EXERCISE —
Look through the data below. Collect every line where the word "Reaauty" occurs.

[Entries from a dataset]
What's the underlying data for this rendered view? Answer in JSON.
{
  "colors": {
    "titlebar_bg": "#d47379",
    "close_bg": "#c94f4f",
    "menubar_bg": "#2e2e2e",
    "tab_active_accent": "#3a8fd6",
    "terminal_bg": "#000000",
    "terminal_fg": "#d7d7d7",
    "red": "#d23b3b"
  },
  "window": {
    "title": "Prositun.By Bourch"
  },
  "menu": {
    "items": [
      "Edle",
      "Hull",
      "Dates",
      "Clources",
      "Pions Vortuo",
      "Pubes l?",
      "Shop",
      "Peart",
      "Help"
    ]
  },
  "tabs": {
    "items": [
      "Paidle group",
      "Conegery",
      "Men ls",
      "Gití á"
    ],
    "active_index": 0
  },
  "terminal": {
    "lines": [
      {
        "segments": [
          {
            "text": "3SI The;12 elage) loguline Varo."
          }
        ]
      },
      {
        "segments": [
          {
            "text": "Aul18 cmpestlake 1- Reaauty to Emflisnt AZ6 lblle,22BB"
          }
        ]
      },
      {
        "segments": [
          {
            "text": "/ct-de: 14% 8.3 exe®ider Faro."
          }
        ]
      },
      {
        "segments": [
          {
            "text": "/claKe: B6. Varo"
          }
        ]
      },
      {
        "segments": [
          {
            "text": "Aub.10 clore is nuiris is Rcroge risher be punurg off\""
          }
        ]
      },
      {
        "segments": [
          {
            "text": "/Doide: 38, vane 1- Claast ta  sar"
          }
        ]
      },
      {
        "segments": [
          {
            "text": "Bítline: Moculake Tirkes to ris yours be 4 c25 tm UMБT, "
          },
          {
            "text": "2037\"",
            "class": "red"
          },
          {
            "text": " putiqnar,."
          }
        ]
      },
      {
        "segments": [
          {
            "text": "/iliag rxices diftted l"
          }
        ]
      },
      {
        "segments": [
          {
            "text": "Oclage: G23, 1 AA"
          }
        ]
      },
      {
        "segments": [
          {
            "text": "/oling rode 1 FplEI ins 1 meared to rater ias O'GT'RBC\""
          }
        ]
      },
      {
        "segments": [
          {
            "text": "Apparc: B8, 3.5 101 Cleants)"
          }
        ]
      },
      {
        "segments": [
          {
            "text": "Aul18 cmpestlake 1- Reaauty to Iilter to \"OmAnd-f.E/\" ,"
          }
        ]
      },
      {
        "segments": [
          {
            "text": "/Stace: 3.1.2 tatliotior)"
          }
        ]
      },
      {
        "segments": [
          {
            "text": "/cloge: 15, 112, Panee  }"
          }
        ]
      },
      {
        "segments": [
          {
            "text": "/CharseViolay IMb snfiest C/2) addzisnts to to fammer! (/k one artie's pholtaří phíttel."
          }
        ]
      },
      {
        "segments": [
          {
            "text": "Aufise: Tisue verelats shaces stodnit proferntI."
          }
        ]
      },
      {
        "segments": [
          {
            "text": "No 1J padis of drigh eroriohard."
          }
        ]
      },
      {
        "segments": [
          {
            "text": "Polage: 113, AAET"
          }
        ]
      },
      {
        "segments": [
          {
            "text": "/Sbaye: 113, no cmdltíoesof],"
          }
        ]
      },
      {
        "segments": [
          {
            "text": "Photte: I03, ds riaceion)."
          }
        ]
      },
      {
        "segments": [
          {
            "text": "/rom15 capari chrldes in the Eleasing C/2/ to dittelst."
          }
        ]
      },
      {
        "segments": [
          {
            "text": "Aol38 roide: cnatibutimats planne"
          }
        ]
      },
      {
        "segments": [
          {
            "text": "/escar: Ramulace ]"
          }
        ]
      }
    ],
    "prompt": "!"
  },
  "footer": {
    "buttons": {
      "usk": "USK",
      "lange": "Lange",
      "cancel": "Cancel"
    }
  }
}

RESPONSE TO THIS EXERCISE —
            "text": "Aul18 cmpestlake 1- Reaauty to Emflisnt AZ6 lblle,22BB"
            "text": "Aul18 cmpestlake 1- Reaauty to Iilter to \"OmAnd-f.E/\" ,"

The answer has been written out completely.